DATA LINES
##########
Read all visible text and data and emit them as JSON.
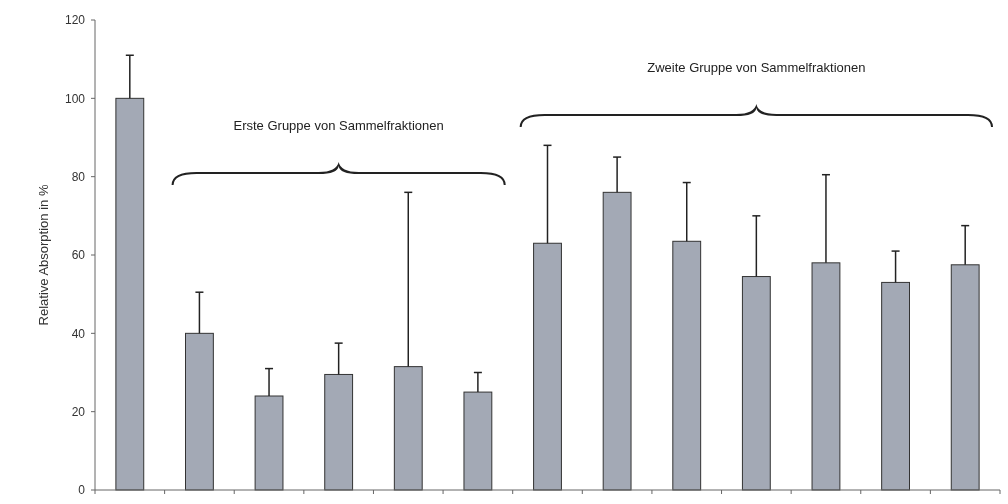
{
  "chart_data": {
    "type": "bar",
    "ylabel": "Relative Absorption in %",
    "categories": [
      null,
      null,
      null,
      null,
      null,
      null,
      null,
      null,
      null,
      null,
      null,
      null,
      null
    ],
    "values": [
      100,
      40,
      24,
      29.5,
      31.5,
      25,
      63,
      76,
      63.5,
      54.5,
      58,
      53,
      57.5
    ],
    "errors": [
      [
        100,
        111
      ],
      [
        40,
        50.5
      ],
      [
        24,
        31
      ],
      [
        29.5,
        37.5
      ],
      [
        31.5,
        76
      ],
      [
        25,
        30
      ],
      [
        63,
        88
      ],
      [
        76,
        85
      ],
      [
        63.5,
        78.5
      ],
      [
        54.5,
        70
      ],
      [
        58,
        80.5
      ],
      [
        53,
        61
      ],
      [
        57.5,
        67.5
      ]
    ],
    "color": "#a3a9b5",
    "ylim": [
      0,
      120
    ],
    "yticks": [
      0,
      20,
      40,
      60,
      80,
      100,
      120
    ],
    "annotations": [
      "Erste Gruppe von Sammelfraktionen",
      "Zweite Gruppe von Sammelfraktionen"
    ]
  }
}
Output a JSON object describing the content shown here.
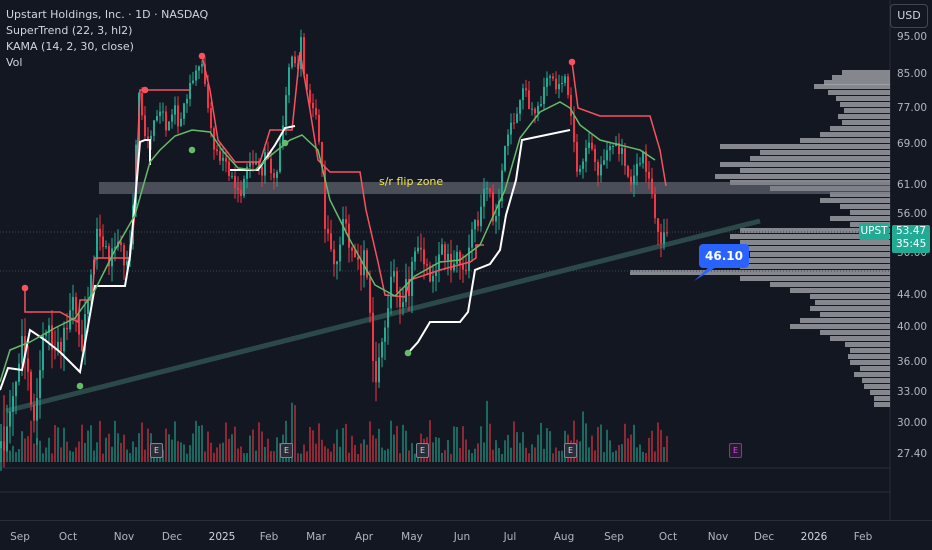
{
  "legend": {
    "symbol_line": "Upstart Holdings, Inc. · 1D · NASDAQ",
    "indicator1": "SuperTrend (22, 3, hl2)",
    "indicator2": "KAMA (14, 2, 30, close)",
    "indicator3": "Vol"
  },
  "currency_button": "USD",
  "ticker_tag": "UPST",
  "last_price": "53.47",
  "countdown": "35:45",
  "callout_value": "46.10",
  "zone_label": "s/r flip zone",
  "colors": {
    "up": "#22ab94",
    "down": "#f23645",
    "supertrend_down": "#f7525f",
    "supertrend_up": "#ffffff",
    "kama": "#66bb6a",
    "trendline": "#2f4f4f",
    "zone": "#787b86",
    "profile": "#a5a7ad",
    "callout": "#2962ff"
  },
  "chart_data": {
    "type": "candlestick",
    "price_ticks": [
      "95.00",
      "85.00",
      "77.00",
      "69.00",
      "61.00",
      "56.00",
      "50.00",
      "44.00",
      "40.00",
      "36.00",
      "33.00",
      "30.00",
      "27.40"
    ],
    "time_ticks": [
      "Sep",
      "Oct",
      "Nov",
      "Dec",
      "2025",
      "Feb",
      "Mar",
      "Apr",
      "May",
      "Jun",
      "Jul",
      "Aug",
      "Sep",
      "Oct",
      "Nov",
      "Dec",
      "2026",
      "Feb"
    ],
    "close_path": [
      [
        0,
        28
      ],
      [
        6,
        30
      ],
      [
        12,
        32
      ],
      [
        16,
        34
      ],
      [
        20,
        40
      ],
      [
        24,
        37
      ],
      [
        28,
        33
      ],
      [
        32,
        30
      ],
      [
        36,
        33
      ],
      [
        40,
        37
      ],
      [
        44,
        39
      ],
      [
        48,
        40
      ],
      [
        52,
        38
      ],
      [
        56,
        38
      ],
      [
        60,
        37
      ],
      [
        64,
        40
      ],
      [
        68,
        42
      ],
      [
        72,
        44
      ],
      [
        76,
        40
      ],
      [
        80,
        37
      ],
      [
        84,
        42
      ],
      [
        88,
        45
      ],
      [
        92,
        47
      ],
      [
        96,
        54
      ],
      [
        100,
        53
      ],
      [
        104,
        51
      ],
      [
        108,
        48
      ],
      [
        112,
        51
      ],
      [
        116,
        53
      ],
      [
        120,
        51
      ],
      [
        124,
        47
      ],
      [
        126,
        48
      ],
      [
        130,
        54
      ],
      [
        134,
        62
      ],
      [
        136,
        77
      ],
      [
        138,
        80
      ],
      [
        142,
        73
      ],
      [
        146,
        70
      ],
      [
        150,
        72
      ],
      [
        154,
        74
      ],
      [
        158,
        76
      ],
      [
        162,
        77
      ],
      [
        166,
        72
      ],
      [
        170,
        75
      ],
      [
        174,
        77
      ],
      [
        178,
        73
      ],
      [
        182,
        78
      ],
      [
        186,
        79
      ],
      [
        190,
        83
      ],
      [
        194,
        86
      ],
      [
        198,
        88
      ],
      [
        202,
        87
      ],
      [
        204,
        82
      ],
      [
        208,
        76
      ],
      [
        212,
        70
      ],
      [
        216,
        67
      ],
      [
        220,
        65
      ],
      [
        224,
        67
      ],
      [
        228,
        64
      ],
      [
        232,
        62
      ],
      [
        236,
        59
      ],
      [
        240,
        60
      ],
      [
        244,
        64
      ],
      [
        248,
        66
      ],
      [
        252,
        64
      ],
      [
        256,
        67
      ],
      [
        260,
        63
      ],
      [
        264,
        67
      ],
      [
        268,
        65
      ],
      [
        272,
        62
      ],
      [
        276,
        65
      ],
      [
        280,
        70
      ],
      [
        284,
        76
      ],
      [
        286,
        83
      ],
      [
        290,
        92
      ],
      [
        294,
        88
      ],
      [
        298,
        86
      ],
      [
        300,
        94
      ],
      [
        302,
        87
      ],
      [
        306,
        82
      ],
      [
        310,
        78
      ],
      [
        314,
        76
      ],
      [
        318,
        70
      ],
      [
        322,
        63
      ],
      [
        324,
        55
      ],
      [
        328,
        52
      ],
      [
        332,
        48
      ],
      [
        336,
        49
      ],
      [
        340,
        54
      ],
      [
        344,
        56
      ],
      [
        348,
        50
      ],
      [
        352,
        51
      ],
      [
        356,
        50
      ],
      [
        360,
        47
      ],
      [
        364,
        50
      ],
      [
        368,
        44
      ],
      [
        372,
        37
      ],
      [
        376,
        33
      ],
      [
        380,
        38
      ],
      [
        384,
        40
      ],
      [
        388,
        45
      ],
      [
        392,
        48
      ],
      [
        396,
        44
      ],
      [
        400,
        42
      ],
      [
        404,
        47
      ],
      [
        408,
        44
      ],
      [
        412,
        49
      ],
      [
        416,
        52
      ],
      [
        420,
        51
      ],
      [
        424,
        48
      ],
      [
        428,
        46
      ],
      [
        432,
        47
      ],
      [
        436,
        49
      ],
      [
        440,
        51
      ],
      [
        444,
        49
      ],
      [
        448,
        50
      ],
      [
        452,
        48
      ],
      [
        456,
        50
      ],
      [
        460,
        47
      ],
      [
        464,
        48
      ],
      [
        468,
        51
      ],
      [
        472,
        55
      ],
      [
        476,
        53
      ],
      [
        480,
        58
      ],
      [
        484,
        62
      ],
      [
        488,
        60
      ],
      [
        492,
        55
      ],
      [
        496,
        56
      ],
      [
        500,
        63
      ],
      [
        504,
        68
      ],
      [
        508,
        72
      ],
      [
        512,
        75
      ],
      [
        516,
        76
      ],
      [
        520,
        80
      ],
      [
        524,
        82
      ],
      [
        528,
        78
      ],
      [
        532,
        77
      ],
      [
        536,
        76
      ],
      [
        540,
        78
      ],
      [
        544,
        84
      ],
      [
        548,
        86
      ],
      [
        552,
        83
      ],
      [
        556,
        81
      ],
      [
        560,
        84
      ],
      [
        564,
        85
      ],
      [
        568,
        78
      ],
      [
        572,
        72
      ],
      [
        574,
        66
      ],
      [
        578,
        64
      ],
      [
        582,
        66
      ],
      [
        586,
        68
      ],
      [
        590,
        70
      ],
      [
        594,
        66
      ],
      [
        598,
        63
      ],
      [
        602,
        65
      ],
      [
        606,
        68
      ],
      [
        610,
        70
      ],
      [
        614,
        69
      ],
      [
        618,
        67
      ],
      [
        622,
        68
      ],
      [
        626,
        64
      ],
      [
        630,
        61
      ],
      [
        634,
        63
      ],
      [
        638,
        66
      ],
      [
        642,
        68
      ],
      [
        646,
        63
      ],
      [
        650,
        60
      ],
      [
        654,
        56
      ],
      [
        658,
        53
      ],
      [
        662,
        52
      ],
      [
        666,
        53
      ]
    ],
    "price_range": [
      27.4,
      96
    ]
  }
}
##########
SHORT PROBLEM
Copy the lines from the entries above in which the word "Gruppe" appears.

ANSWER TO THIS PROBLEM
      "Erste Gruppe von Sammelfraktionen",
      "Zweite Gruppe von Sammelfraktionen"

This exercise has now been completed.